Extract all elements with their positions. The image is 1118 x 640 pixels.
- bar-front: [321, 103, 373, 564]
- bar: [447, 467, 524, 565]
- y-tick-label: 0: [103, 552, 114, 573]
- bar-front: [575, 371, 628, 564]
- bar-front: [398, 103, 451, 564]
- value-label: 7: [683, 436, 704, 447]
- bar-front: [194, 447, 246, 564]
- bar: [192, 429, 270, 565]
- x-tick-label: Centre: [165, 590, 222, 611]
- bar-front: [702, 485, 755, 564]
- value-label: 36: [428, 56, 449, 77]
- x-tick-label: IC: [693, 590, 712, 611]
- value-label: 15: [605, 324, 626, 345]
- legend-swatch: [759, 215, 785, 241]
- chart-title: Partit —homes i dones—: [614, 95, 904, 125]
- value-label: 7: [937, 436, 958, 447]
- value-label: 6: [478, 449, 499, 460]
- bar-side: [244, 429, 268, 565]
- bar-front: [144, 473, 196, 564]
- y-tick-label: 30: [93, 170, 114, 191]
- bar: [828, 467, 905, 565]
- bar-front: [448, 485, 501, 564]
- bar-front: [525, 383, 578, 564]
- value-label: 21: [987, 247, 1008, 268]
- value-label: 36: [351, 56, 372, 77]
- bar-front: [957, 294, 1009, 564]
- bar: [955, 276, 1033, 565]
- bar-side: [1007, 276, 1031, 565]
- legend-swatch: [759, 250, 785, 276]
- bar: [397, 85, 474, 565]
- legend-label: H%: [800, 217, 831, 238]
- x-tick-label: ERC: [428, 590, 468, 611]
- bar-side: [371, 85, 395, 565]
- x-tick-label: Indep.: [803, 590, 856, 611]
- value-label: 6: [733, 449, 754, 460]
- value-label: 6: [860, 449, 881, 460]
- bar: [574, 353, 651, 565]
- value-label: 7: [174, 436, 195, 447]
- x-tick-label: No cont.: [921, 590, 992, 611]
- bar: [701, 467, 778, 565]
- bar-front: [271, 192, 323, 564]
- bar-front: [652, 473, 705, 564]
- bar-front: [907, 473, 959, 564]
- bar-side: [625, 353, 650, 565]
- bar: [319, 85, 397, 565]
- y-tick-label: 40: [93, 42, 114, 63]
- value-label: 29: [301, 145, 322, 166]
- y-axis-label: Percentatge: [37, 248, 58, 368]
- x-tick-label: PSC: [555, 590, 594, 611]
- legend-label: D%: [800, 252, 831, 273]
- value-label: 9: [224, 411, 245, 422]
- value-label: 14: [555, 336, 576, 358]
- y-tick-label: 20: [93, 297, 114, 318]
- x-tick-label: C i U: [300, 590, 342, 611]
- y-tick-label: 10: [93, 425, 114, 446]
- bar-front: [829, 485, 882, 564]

━━━━

■ **Goal**: Copy every line of the listing above without changing a character, keeping the original order.

■ **Written answer**:
Extract all elements with their positions. The image is 1118 x 640 pixels.
- bar-front: [321, 103, 373, 564]
- bar: [447, 467, 524, 565]
- y-tick-label: 0: [103, 552, 114, 573]
- bar-front: [575, 371, 628, 564]
- bar-front: [398, 103, 451, 564]
- value-label: 7: [683, 436, 704, 447]
- bar-front: [194, 447, 246, 564]
- bar: [192, 429, 270, 565]
- x-tick-label: Centre: [165, 590, 222, 611]
- bar-front: [702, 485, 755, 564]
- value-label: 36: [428, 56, 449, 77]
- x-tick-label: IC: [693, 590, 712, 611]
- value-label: 15: [605, 324, 626, 345]
- legend-swatch: [759, 215, 785, 241]
- chart-title: Partit —homes i dones—: [614, 95, 904, 125]
- value-label: 7: [937, 436, 958, 447]
- value-label: 6: [478, 449, 499, 460]
- bar-side: [244, 429, 268, 565]
- bar-front: [144, 473, 196, 564]
- y-tick-label: 30: [93, 170, 114, 191]
- bar: [828, 467, 905, 565]
- bar-front: [448, 485, 501, 564]
- bar-front: [525, 383, 578, 564]
- value-label: 21: [987, 247, 1008, 268]
- value-label: 36: [351, 56, 372, 77]
- bar-front: [957, 294, 1009, 564]
- bar: [955, 276, 1033, 565]
- bar-side: [1007, 276, 1031, 565]
- legend-swatch: [759, 250, 785, 276]
- bar: [397, 85, 474, 565]
- legend-label: H%: [800, 217, 831, 238]
- x-tick-label: ERC: [428, 590, 468, 611]
- bar-side: [371, 85, 395, 565]
- x-tick-label: Indep.: [803, 590, 856, 611]
- value-label: 6: [733, 449, 754, 460]
- value-label: 6: [860, 449, 881, 460]
- bar: [574, 353, 651, 565]
- value-label: 7: [174, 436, 195, 447]
- x-tick-label: No cont.: [921, 590, 992, 611]
- bar: [701, 467, 778, 565]
- bar-front: [271, 192, 323, 564]
- bar-front: [652, 473, 705, 564]
- bar-front: [907, 473, 959, 564]
- bar-side: [625, 353, 650, 565]
- bar: [319, 85, 397, 565]
- y-tick-label: 40: [93, 42, 114, 63]
- value-label: 29: [301, 145, 322, 166]
- y-axis-label: Percentatge: [37, 248, 58, 368]
- x-tick-label: PSC: [555, 590, 594, 611]
- legend-label: D%: [800, 252, 831, 273]
- value-label: 9: [224, 411, 245, 422]
- value-label: 14: [555, 336, 576, 358]
- y-tick-label: 20: [93, 297, 114, 318]
- x-tick-label: C i U: [300, 590, 342, 611]
- y-tick-label: 10: [93, 425, 114, 446]
- bar-front: [829, 485, 882, 564]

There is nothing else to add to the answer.